→ **GIVEN TASK**
In the copy, keep every record exact and leave out all images.

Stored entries
(begin)
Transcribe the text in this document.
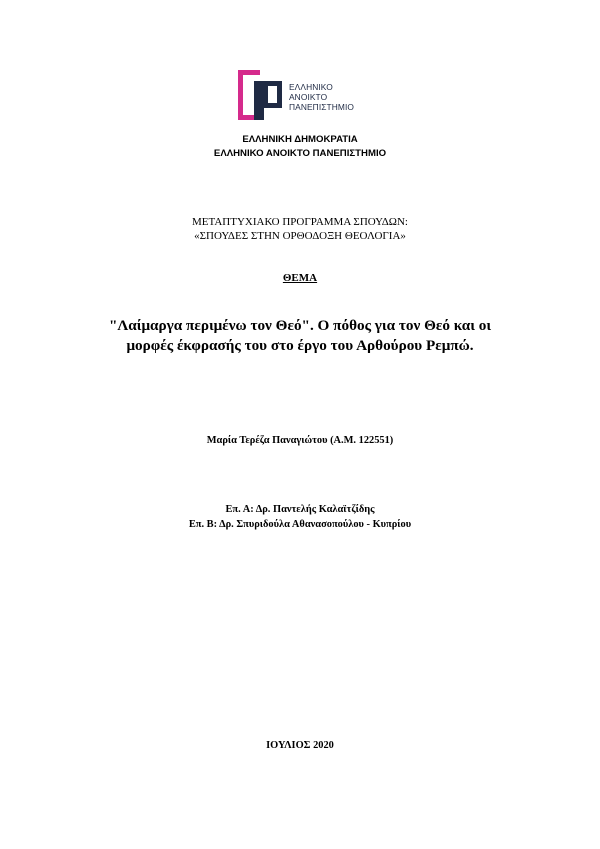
ΕΛΛΗΝΙΚΟ
ΑΝΟΙΚΤΟ
ΠΑΝΕΠΙΣΤΗΜΙΟ
ΕΛΛΗΝΙΚΗ ΔΗΜΟΚΡΑΤΙΑ
ΕΛΛΗΝΙΚΟ ΑΝΟΙΚΤΟ ΠΑΝΕΠΙΣΤΗΜΙΟ
ΜΕΤΑΠΤΥΧΙΑΚΟ ΠΡΟΓΡΑΜΜΑ ΣΠΟΥΔΩΝ:
«ΣΠΟΥΔΕΣ ΣΤΗΝ ΟΡΘΟΔΟΞΗ ΘΕΟΛΟΓΙΑ»
ΘΕΜΑ
"Λαίμαργα περιμένω τον Θεό". Ο πόθος για τον Θεό και οι
μορφές έκφρασής του στο έργο του Αρθούρου Ρεμπώ.
Μαρία Τερέζα Παναγιώτου (Α.Μ. 122551)
Επ. Α: Δρ. Παντελής Καλαϊτζίδης
Επ. Β: Δρ. Σπυριδούλα Αθανασοπούλου - Κυπρίου
ΙΟΥΛΙΟΣ 2020
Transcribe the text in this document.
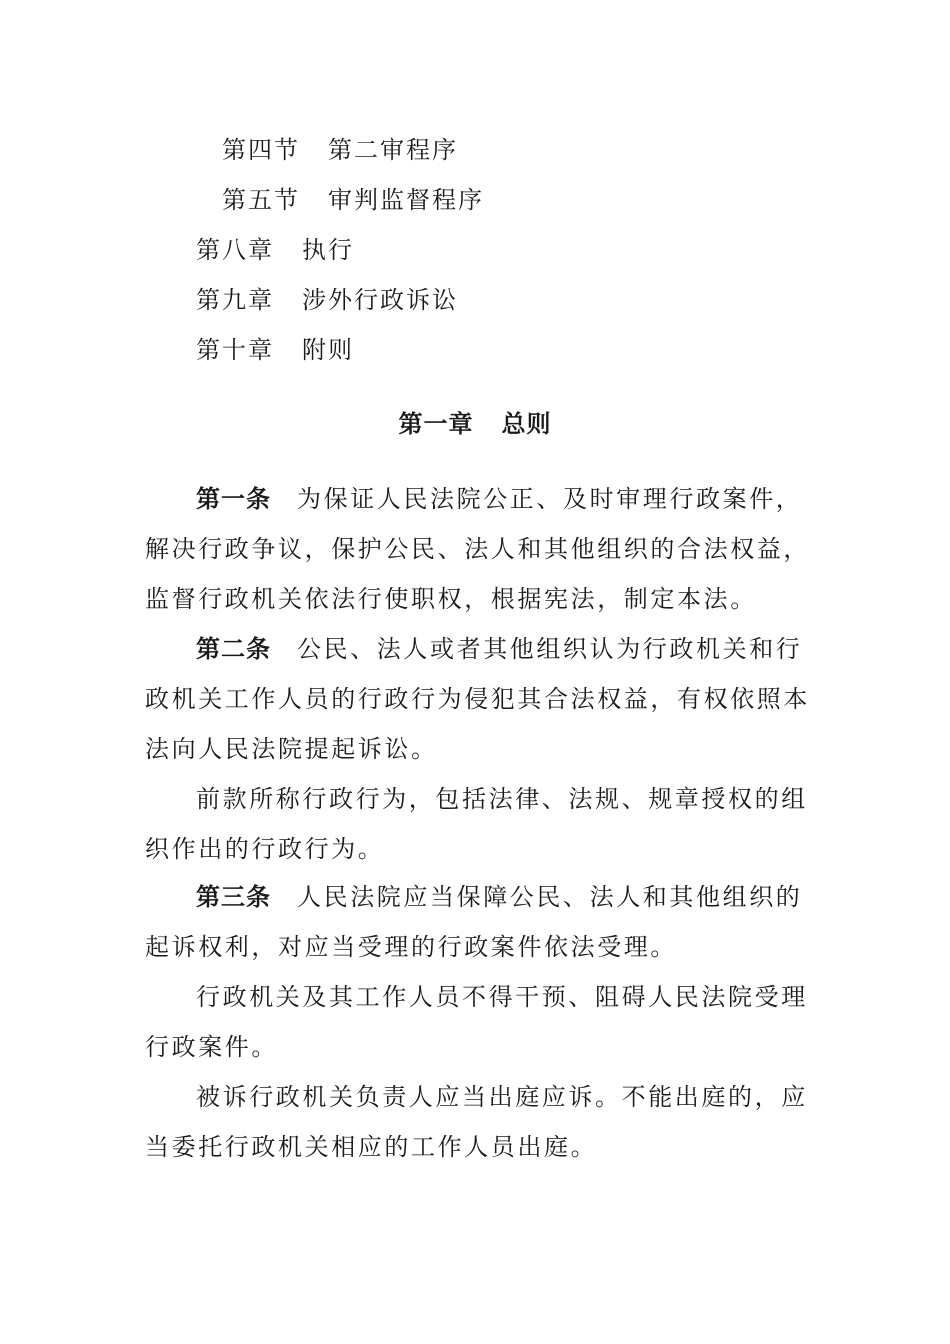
第四节 第二审程序
第五节 审判监督程序
第八章 执行
第九章 涉外行政诉讼
第十章 附则
第一章 总则
第一条 为保证人民法院公正、及时审理行政案件，
解决行政争议，保护公民、法人和其他组织的合法权益，
监督行政机关依法行使职权，根据宪法，制定本法。
第二条 公民、法人或者其他组织认为行政机关和行
政机关工作人员的行政行为侵犯其合法权益，有权依照本
法向人民法院提起诉讼。
前款所称行政行为，包括法律、法规、规章授权的组
织作出的行政行为。
第三条 人民法院应当保障公民、法人和其他组织的
起诉权利，对应当受理的行政案件依法受理。
行政机关及其工作人员不得干预、阻碍人民法院受理
行政案件。
被诉行政机关负责人应当出庭应诉。不能出庭的，应
当委托行政机关相应的工作人员出庭。
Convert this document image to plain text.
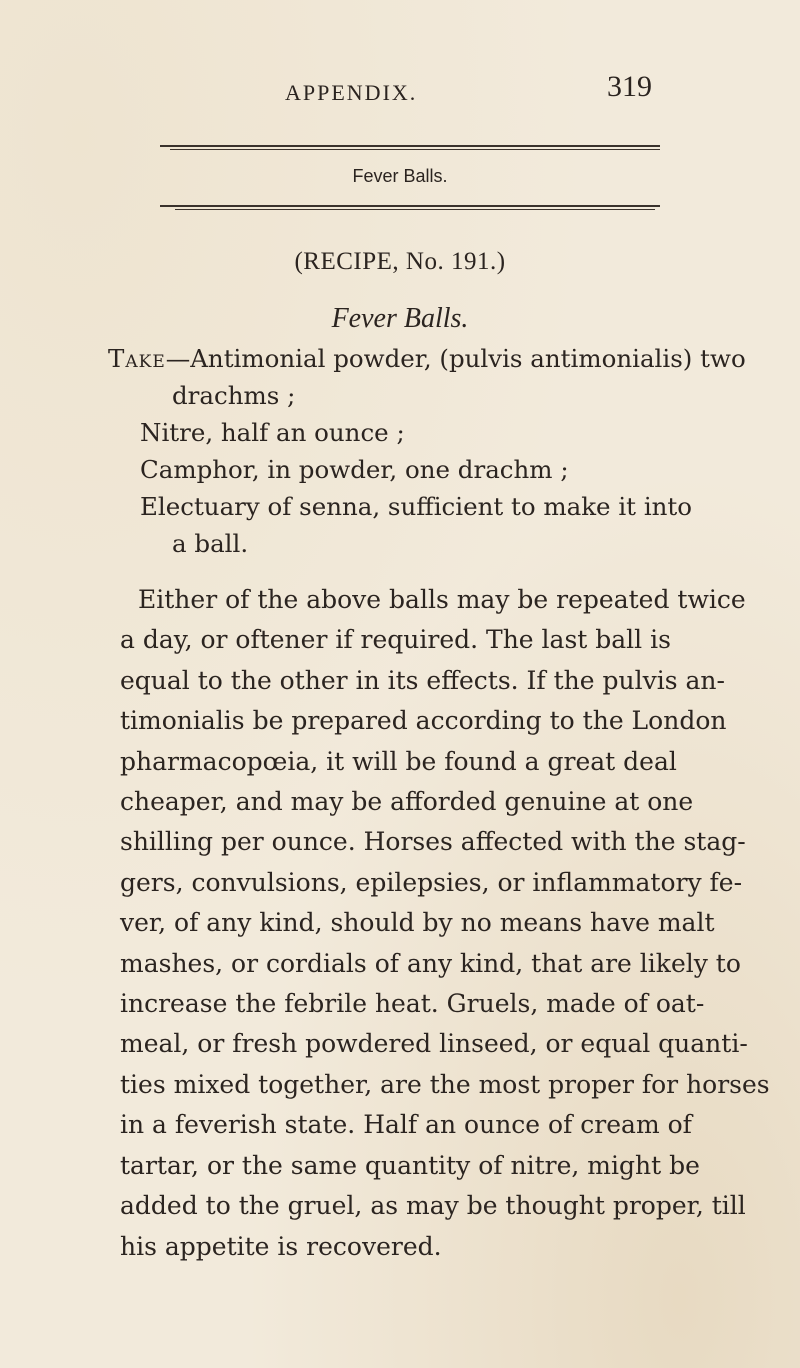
APPENDIX.	319
Fever Balls.
(RECIPE, No. 191.)
Fever Balls.
Take—Antimonial powder, (pulvis antimonialis) two
drachms ;
Nitre, half an ounce ;
Camphor, in powder, one drachm ;
Electuary of senna, sufficient to make it into
a ball.
Either of the above balls may be repeated twice
a day, or oftener if required. The last ball is
equal to the other in its effects. If the pulvis an-
timonialis be prepared according to the London
pharmacopœia, it will be found a great deal
cheaper, and may be afforded genuine at one
shilling per ounce. Horses affected with the stag-
gers, convulsions, epilepsies, or inflammatory fe-
ver, of any kind, should by no means have malt
mashes, or cordials of any kind, that are likely to
increase the febrile heat. Gruels, made of oat-
meal, or fresh powdered linseed, or equal quanti-
ties mixed together, are the most proper for horses
in a feverish state. Half an ounce of cream of
tartar, or the same quantity of nitre, might be
added to the gruel, as may be thought proper, till
his appetite is recovered.
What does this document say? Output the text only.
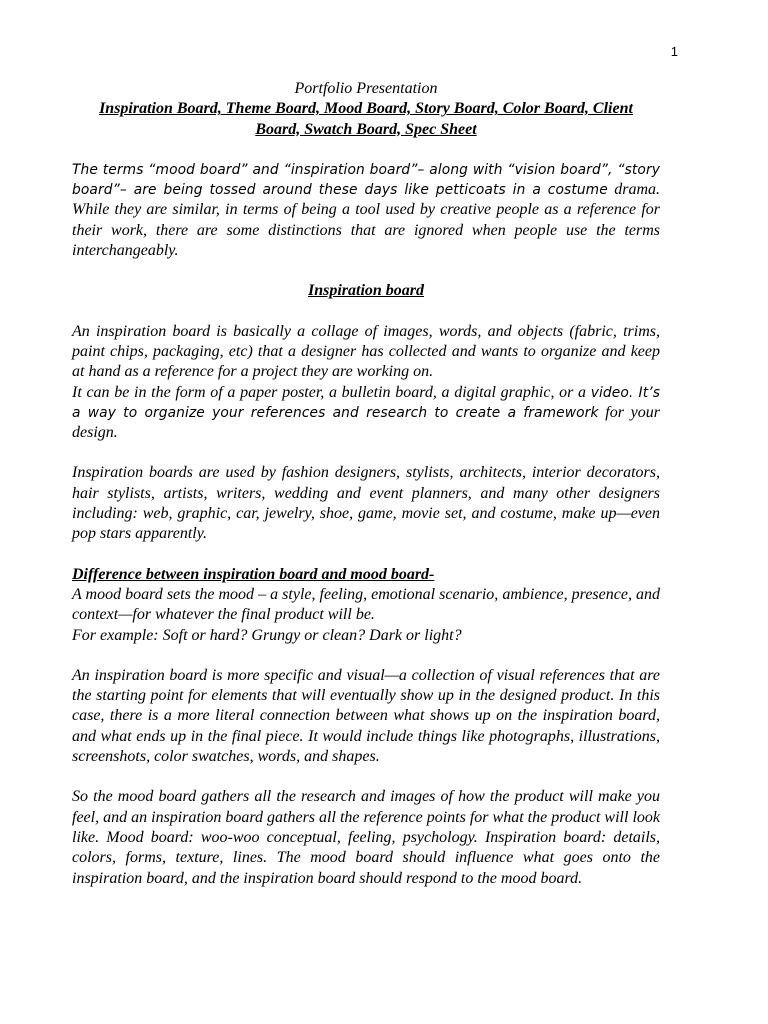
1
Portfolio Presentation
Inspiration Board, Theme Board, Mood Board, Story Board, Color Board, Client
Board, Swatch Board, Spec Sheet

The terms “mood board” and “inspiration board”– along with “vision board”, “story board”– are being tossed around these days like petticoats in a costume drama. While they are similar, in terms of being a tool used by creative people as a reference for their work, there are some distinctions that are ignored when people use the terms interchangeably.

Inspiration board

An inspiration board is basically a collage of images, words, and objects (fabric, trims, paint chips, packaging, etc) that a designer has collected and wants to organize and keep at hand as a reference for a project they are working on.

It can be in the form of a paper poster, a bulletin board, a digital graphic, or a video. It’s a way to organize your references and research to create a framework for your design.

Inspiration boards are used by fashion designers, stylists, architects, interior decorators, hair stylists, artists, writers, wedding and event planners, and many other designers including: web, graphic, car, jewelry, shoe, game, movie set, and costume, make up—even pop stars apparently.

Difference between inspiration board and mood board-

A mood board sets the mood – a style, feeling, emotional scenario, ambience, presence, and context—for whatever the final product will be.

For example: Soft or hard? Grungy or clean? Dark or light?

An inspiration board is more specific and visual—a collection of visual references that are the starting point for elements that will eventually show up in the designed product. In this case, there is a more literal connection between what shows up on the inspiration board, and what ends up in the final piece. It would include things like photographs, illustrations, screenshots, color swatches, words, and shapes.

So the mood board gathers all the research and images of how the product will make you feel, and an inspiration board gathers all the reference points for what the product will look like. Mood board: woo-woo conceptual, feeling, psychology. Inspiration board: details, colors, forms, texture, lines. The mood board should influence what goes onto the inspiration board, and the inspiration board should respond to the mood board.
(end)
→ **RESPONSE**
Transcribe the text in this document.
ΕΛΛΗΝΙΚΟ
ΑΝΟΙΚΤΟ
ΠΑΝΕΠΙΣΤΗΜΙΟ
ΕΛΛΗΝΙΚΗ ΔΗΜΟΚΡΑΤΙΑ
ΕΛΛΗΝΙΚΟ ΑΝΟΙΚΤΟ ΠΑΝΕΠΙΣΤΗΜΙΟ
ΜΕΤΑΠΤΥΧΙΑΚΟ ΠΡΟΓΡΑΜΜΑ ΣΠΟΥΔΩΝ:
«ΣΠΟΥΔΕΣ ΣΤΗΝ ΟΡΘΟΔΟΞΗ ΘΕΟΛΟΓΙΑ»
ΘΕΜΑ
"Λαίμαργα περιμένω τον Θεό". Ο πόθος για τον Θεό και οι
μορφές έκφρασής του στο έργο του Αρθούρου Ρεμπώ.
Μαρία Τερέζα Παναγιώτου (Α.Μ. 122551)
Επ. Α: Δρ. Παντελής Καλαϊτζίδης
Επ. Β: Δρ. Σπυριδούλα Αθανασοπούλου - Κυπρίου
ΙΟΥΛΙΟΣ 2020
Transcribe the text in this document.
第四节 第二审程序
第五节 审判监督程序
第八章 执行
第九章 涉外行政诉讼
第十章 附则
第一章 总则
第一条 为保证人民法院公正、及时审理行政案件，
解决行政争议，保护公民、法人和其他组织的合法权益，
监督行政机关依法行使职权，根据宪法，制定本法。
第二条 公民、法人或者其他组织认为行政机关和行
政机关工作人员的行政行为侵犯其合法权益，有权依照本
法向人民法院提起诉讼。
前款所称行政行为，包括法律、法规、规章授权的组
织作出的行政行为。
第三条 人民法院应当保障公民、法人和其他组织的
起诉权利，对应当受理的行政案件依法受理。
行政机关及其工作人员不得干预、阻碍人民法院受理
行政案件。
被诉行政机关负责人应当出庭应诉。不能出庭的，应
当委托行政机关相应的工作人员出庭。
Convert this document image to plain text.
APPENDIX.	319
Fever Balls.
(RECIPE, No. 191.)
Fever Balls.
Take—Antimonial powder, (pulvis antimonialis) two
drachms ;
Nitre, half an ounce ;
Camphor, in powder, one drachm ;
Electuary of senna, sufficient to make it into
a ball.
Either of the above balls may be repeated twice
a day, or oftener if required. The last ball is
equal to the other in its effects. If the pulvis an-
timonialis be prepared according to the London
pharmacopœia, it will be found a great deal
cheaper, and may be afforded genuine at one
shilling per ounce. Horses affected with the stag-
gers, convulsions, epilepsies, or inflammatory fe-
ver, of any kind, should by no means have malt
mashes, or cordials of any kind, that are likely to
increase the febrile heat. Gruels, made of oat-
meal, or fresh powdered linseed, or equal quanti-
ties mixed together, are the most proper for horses
in a feverish state. Half an ounce of cream of
tartar, or the same quantity of nitre, might be
added to the gruel, as may be thought proper, till
his appetite is recovered.
What does this document say? Output the text only.
1
Portfolio Presentation
Inspiration Board, Theme Board, Mood Board, Story Board, Color Board, Client
Board, Swatch Board, Spec Sheet

The terms “mood board” and “inspiration board”– along with “vision board”, “story board”– are being tossed around these days like petticoats in a costume drama. While they are similar, in terms of being a tool used by creative people as a reference for their work, there are some distinctions that are ignored when people use the terms interchangeably.

Inspiration board

An inspiration board is basically a collage of images, words, and objects (fabric, trims, paint chips, packaging, etc) that a designer has collected and wants to organize and keep at hand as a reference for a project they are working on.

It can be in the form of a paper poster, a bulletin board, a digital graphic, or a video. It’s a way to organize your references and research to create a framework for your design.

Inspiration boards are used by fashion designers, stylists, architects, interior decorators, hair stylists, artists, writers, wedding and event planners, and many other designers including: web, graphic, car, jewelry, shoe, game, movie set, and costume, make up—even pop stars apparently.

Difference between inspiration board and mood board-

A mood board sets the mood – a style, feeling, emotional scenario, ambience, presence, and context—for whatever the final product will be.

For example: Soft or hard? Grungy or clean? Dark or light?

An inspiration board is more specific and visual—a collection of visual references that are the starting point for elements that will eventually show up in the designed product. In this case, there is a more literal connection between what shows up on the inspiration board, and what ends up in the final piece. It would include things like photographs, illustrations, screenshots, color swatches, words, and shapes.

So the mood board gathers all the research and images of how the product will make you feel, and an inspiration board gathers all the reference points for what the product will look like. Mood board: woo-woo conceptual, feeling, psychology. Inspiration board: details, colors, forms, texture, lines. The mood board should influence what goes onto the inspiration board, and the inspiration board should respond to the mood board.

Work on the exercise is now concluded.